***** Supplied entries *****

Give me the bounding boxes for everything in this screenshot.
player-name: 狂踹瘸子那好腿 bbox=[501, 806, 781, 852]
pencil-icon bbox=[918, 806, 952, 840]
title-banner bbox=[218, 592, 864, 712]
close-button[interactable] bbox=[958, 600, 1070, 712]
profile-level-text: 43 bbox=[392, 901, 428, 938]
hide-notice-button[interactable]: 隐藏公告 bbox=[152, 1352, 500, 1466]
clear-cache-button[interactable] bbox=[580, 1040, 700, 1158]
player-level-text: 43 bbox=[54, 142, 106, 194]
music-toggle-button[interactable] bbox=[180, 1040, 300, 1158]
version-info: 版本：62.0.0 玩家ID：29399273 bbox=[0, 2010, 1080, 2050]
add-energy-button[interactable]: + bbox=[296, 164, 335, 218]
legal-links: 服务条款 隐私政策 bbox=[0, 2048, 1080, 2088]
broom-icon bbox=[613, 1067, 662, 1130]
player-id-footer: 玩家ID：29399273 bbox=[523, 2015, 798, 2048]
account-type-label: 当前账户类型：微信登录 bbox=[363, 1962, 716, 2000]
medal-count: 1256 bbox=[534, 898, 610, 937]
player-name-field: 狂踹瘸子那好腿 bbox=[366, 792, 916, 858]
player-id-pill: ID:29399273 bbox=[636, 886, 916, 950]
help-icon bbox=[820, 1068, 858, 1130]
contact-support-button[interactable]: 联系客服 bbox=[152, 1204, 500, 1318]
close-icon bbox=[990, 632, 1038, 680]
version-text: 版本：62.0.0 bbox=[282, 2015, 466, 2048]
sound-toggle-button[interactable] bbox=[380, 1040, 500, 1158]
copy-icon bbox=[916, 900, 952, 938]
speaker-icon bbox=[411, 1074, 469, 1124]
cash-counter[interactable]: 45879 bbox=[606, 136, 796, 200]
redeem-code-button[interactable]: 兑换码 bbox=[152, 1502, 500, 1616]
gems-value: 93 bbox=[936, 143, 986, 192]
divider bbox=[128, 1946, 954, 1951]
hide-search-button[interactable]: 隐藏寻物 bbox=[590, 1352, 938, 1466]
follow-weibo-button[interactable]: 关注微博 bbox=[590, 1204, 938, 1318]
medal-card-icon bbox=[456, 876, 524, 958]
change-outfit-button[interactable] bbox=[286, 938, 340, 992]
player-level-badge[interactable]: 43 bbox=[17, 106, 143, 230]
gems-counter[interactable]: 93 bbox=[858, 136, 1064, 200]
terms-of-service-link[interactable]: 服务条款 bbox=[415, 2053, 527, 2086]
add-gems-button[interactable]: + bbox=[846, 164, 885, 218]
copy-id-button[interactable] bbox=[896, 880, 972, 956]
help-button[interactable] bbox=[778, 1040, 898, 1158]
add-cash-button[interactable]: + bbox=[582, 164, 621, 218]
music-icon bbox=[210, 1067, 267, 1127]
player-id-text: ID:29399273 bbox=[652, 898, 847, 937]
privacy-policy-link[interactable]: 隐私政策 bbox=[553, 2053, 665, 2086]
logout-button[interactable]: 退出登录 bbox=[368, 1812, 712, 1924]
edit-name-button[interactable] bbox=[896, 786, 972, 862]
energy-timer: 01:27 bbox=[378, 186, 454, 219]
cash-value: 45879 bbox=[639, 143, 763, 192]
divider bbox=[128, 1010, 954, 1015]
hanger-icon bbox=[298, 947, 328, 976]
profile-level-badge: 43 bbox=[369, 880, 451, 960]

*****

**Work instructions**
Extract the lines of the listing from its first line through the line that contains "version-info: 版本：62.0.0 玩家ID：29399273", both included, and copy them without any change.

**Answer**
Give me the bounding boxes for everything in this screenshot.
player-name: 狂踹瘸子那好腿 bbox=[501, 806, 781, 852]
pencil-icon bbox=[918, 806, 952, 840]
title-banner bbox=[218, 592, 864, 712]
close-button[interactable] bbox=[958, 600, 1070, 712]
profile-level-text: 43 bbox=[392, 901, 428, 938]
hide-notice-button[interactable]: 隐藏公告 bbox=[152, 1352, 500, 1466]
clear-cache-button[interactable] bbox=[580, 1040, 700, 1158]
player-level-text: 43 bbox=[54, 142, 106, 194]
music-toggle-button[interactable] bbox=[180, 1040, 300, 1158]
version-info: 版本：62.0.0 玩家ID：29399273 bbox=[0, 2010, 1080, 2050]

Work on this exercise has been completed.